>>>

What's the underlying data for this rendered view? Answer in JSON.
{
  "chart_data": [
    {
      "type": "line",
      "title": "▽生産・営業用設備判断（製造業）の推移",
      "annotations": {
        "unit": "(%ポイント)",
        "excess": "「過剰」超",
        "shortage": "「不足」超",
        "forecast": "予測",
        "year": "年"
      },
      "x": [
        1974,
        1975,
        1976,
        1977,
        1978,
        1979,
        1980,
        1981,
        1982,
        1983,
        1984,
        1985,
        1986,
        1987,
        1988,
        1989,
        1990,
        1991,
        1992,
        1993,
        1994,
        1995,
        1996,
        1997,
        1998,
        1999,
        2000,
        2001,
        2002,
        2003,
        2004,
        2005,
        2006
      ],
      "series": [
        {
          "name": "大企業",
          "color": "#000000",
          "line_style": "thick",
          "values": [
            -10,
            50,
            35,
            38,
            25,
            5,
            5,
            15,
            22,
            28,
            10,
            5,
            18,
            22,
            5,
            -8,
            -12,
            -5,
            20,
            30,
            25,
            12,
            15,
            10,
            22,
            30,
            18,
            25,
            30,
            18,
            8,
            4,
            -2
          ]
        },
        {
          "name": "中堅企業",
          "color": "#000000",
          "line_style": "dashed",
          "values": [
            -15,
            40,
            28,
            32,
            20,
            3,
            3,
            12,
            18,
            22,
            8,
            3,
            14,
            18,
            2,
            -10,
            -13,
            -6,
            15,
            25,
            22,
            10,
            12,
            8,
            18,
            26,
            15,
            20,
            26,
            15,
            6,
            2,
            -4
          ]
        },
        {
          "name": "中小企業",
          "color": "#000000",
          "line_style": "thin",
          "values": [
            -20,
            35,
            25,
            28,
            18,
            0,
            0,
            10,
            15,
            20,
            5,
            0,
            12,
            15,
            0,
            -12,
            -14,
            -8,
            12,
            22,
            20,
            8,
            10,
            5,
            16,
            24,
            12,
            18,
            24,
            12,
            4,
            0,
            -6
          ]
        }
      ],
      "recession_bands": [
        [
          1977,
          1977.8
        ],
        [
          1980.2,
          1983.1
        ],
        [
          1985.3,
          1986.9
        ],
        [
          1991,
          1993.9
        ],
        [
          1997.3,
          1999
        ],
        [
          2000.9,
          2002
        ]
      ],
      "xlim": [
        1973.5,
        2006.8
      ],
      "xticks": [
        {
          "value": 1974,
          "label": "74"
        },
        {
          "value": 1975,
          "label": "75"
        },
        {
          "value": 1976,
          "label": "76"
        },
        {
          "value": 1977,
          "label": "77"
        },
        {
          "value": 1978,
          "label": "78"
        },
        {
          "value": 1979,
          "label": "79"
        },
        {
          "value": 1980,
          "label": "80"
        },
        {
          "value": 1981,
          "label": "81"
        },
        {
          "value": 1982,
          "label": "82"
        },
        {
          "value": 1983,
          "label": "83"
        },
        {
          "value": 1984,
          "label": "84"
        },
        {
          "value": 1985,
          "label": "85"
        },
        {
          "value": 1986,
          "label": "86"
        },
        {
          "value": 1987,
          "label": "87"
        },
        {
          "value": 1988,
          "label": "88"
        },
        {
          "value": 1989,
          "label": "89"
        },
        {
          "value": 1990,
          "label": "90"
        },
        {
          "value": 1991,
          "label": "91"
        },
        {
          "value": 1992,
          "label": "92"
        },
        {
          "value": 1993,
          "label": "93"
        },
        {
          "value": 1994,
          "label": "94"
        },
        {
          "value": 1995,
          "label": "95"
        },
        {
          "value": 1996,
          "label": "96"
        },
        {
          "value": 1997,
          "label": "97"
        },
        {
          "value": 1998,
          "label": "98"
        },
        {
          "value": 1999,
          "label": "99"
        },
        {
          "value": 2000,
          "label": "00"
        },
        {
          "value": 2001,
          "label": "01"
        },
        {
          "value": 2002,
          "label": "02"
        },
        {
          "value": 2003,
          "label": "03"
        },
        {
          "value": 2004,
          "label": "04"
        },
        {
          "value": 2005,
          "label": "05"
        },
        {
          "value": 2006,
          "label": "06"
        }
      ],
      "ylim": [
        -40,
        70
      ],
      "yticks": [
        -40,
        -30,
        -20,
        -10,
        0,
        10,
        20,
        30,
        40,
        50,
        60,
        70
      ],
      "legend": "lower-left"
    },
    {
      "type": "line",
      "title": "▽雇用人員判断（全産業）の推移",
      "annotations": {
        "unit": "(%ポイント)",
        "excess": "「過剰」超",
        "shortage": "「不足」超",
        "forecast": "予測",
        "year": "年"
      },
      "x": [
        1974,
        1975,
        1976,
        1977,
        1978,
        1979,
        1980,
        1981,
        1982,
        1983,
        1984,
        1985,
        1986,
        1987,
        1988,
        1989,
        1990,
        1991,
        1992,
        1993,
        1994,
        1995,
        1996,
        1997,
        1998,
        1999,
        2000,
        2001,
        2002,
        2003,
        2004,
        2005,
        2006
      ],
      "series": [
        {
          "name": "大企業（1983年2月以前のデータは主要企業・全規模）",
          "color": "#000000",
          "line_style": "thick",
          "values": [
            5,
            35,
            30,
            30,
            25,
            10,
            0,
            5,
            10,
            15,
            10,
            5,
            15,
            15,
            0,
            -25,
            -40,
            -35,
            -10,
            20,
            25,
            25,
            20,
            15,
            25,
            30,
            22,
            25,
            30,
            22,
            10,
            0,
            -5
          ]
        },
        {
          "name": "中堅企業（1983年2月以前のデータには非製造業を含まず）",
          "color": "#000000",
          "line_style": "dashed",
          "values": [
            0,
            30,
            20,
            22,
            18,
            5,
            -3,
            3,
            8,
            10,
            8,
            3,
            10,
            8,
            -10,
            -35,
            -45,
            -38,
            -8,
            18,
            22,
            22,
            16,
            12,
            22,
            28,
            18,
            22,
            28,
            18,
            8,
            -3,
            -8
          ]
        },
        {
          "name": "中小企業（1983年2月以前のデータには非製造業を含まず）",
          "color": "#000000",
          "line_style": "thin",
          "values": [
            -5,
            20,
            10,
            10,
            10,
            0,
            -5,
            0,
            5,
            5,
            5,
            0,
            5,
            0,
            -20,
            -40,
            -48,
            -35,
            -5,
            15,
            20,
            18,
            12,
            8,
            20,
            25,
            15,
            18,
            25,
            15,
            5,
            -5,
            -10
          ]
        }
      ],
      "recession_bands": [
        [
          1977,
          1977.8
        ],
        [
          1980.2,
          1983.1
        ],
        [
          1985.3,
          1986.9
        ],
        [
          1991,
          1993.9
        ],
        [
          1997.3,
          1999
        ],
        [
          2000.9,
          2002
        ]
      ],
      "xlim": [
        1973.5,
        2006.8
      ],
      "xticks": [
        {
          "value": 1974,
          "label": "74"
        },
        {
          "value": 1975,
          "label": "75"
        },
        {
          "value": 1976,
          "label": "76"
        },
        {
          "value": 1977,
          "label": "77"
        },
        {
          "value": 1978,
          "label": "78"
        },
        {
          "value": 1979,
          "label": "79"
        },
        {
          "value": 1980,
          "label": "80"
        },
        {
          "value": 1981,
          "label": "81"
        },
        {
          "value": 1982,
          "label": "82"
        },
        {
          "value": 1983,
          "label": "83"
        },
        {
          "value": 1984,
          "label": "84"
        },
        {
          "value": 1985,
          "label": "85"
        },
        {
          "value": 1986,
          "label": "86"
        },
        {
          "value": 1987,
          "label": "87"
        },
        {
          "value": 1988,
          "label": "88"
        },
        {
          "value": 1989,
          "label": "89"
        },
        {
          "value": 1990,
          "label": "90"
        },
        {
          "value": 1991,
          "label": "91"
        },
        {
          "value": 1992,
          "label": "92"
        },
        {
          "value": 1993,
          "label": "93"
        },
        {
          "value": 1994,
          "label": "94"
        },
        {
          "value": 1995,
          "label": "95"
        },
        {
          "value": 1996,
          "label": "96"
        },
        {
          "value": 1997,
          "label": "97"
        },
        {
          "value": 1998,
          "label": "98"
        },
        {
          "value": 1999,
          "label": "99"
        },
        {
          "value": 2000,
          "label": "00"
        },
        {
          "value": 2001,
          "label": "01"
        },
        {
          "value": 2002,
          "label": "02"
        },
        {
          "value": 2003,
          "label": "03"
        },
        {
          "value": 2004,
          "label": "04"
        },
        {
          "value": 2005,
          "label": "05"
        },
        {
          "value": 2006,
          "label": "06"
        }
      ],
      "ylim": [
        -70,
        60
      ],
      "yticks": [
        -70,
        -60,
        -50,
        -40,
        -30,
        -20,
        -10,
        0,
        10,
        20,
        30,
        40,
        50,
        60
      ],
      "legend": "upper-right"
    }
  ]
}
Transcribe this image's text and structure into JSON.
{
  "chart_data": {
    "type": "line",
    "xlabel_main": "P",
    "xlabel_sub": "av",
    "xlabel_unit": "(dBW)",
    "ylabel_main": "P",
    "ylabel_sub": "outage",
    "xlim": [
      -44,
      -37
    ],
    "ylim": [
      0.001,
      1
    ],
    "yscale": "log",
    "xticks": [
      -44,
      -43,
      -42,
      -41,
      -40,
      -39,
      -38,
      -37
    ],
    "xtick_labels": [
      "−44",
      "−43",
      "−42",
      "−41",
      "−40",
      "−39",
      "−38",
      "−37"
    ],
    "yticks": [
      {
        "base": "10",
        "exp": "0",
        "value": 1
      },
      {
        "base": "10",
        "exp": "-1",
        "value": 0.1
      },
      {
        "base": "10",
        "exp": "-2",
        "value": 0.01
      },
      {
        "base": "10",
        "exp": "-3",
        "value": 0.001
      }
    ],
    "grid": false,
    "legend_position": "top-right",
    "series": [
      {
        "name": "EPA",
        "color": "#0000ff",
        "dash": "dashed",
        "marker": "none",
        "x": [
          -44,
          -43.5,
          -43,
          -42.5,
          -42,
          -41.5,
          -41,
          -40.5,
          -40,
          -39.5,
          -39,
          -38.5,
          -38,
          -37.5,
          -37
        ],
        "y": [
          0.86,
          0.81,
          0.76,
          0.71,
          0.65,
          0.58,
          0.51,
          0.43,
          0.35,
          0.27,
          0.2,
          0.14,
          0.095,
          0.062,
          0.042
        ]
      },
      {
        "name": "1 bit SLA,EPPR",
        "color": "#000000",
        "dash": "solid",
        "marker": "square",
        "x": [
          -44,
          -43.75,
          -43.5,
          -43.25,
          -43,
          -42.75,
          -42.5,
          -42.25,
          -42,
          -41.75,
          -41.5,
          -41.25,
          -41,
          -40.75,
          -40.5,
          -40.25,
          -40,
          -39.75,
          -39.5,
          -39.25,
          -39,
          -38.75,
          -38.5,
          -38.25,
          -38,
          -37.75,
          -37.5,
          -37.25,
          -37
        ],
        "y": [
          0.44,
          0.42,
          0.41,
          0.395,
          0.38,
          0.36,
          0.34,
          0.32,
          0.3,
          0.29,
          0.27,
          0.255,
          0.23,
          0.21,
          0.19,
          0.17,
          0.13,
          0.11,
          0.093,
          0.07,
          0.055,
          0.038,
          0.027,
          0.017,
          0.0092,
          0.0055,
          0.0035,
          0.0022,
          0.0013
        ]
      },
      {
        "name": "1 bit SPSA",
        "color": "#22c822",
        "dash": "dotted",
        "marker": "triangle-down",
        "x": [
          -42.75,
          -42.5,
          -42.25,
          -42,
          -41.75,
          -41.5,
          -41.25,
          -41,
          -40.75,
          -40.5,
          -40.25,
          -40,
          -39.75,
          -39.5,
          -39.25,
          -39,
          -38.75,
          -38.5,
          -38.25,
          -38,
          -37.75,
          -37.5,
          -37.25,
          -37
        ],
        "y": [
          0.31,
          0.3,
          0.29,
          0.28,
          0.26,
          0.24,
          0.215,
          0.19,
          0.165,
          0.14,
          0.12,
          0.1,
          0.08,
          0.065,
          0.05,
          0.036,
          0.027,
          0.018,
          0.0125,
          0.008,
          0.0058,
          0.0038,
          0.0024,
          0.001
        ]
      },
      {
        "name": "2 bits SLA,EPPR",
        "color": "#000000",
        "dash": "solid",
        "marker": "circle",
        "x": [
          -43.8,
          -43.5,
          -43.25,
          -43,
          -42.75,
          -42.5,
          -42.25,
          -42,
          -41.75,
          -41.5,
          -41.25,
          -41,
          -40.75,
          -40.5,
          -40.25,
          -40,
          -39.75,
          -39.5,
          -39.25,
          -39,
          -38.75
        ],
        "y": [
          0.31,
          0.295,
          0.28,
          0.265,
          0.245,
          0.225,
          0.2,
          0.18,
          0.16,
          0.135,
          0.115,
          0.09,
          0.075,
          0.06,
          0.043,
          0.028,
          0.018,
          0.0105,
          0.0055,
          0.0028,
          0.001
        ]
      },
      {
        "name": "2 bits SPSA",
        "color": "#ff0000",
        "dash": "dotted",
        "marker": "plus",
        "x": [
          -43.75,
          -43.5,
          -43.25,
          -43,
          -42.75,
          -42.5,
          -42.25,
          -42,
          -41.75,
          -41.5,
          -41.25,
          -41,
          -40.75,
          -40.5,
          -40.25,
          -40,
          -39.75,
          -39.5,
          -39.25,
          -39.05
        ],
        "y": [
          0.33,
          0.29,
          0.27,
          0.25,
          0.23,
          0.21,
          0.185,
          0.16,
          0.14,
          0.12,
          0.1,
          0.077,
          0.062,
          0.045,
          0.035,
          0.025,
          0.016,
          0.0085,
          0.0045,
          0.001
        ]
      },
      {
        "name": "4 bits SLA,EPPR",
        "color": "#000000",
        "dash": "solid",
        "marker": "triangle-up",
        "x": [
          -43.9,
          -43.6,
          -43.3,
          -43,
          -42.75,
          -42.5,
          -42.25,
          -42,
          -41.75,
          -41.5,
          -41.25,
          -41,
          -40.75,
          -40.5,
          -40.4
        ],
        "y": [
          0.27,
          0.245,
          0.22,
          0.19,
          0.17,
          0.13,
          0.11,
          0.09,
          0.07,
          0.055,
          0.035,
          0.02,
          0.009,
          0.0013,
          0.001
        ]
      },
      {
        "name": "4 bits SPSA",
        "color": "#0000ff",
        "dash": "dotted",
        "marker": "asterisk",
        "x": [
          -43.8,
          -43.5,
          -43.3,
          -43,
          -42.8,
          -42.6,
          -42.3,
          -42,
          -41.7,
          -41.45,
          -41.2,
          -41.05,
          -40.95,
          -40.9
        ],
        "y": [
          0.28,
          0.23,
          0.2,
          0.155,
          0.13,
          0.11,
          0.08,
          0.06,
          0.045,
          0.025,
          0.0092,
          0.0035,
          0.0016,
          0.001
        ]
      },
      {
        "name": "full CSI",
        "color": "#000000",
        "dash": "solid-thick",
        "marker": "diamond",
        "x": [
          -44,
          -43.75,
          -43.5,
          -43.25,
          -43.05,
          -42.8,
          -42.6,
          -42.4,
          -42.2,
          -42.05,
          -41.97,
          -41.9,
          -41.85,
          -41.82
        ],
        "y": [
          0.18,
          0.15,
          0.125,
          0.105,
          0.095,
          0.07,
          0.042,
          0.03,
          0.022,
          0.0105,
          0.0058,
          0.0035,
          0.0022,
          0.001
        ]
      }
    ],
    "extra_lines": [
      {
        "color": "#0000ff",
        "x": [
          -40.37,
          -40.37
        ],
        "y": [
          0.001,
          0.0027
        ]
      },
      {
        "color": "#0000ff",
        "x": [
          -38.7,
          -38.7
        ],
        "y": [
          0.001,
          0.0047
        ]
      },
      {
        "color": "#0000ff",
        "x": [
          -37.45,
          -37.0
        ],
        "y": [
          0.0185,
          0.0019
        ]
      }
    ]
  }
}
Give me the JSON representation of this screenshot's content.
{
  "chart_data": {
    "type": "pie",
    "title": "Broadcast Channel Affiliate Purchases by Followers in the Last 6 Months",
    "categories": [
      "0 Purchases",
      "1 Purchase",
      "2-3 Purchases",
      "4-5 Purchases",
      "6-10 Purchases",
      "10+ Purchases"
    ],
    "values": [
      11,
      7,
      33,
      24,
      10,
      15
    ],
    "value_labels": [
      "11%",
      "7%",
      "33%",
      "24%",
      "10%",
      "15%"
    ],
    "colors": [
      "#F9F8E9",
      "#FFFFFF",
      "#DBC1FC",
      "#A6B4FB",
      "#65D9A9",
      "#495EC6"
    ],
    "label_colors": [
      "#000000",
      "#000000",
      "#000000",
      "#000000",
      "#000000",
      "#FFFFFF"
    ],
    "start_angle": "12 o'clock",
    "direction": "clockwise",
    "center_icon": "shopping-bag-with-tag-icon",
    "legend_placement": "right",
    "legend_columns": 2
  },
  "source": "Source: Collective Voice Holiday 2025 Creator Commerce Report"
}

<<<

### YOUR OBJECTIVE
Gather each line that holds "SPSA".

### FULL RESPONSE
        "name": "1 bit SPSA",
        "name": "2 bits SPSA",
        "name": "4 bits SPSA",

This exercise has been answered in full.